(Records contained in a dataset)

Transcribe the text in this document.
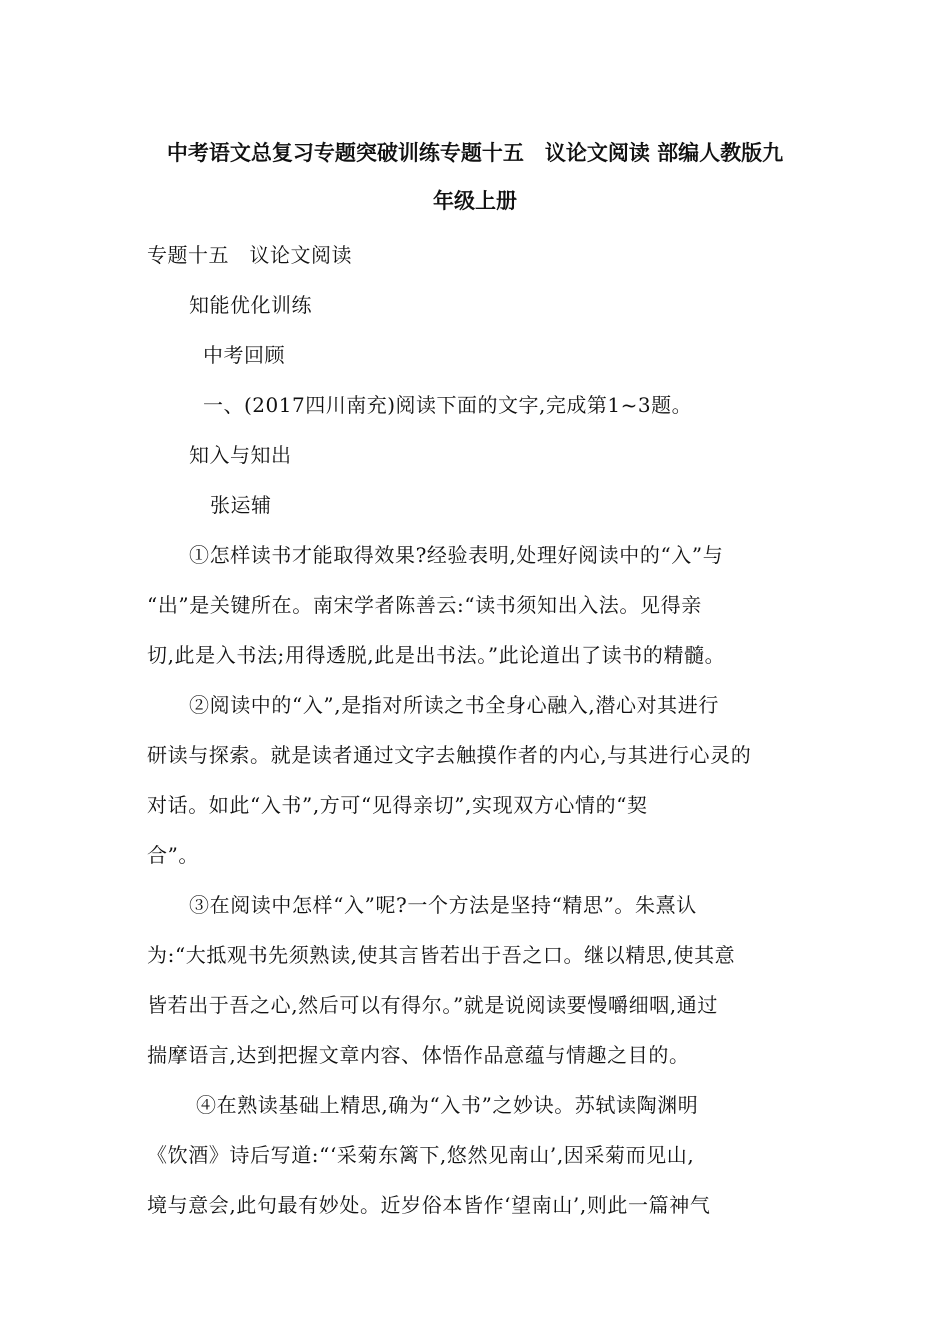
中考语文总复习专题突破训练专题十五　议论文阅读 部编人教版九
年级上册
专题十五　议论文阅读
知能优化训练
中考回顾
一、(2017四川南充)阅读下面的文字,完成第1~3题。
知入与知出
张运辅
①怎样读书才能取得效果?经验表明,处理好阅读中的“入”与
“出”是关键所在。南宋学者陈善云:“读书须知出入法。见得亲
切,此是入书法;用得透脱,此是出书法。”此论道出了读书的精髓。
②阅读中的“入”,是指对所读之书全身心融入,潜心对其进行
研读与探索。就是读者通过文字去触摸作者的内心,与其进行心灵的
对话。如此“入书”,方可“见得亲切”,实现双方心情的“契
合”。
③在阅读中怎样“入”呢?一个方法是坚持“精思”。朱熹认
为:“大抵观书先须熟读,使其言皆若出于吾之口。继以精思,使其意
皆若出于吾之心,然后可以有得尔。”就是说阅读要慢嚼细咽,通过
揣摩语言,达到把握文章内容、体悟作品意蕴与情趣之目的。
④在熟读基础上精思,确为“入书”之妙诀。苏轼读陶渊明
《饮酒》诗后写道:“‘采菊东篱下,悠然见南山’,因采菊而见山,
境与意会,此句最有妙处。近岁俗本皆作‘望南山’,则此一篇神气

● TASK PROMPT
Go through the data above and transcribe it in full, omitting any image.

● PROBLEM SOLUTION
Transcribe the text in this document.
中考语文总复习专题突破训练专题十五　议论文阅读 部编人教版九
年级上册
专题十五　议论文阅读
知能优化训练
中考回顾
一、(2017四川南充)阅读下面的文字,完成第1~3题。
知入与知出
张运辅
①怎样读书才能取得效果?经验表明,处理好阅读中的“入”与
“出”是关键所在。南宋学者陈善云:“读书须知出入法。见得亲
切,此是入书法;用得透脱,此是出书法。”此论道出了读书的精髓。
②阅读中的“入”,是指对所读之书全身心融入,潜心对其进行
研读与探索。就是读者通过文字去触摸作者的内心,与其进行心灵的
对话。如此“入书”,方可“见得亲切”,实现双方心情的“契
合”。
③在阅读中怎样“入”呢?一个方法是坚持“精思”。朱熹认
为:“大抵观书先须熟读,使其言皆若出于吾之口。继以精思,使其意
皆若出于吾之心,然后可以有得尔。”就是说阅读要慢嚼细咽,通过
揣摩语言,达到把握文章内容、体悟作品意蕴与情趣之目的。
④在熟读基础上精思,确为“入书”之妙诀。苏轼读陶渊明
《饮酒》诗后写道:“‘采菊东篱下,悠然见南山’,因采菊而见山,
境与意会,此句最有妙处。近岁俗本皆作‘望南山’,则此一篇神气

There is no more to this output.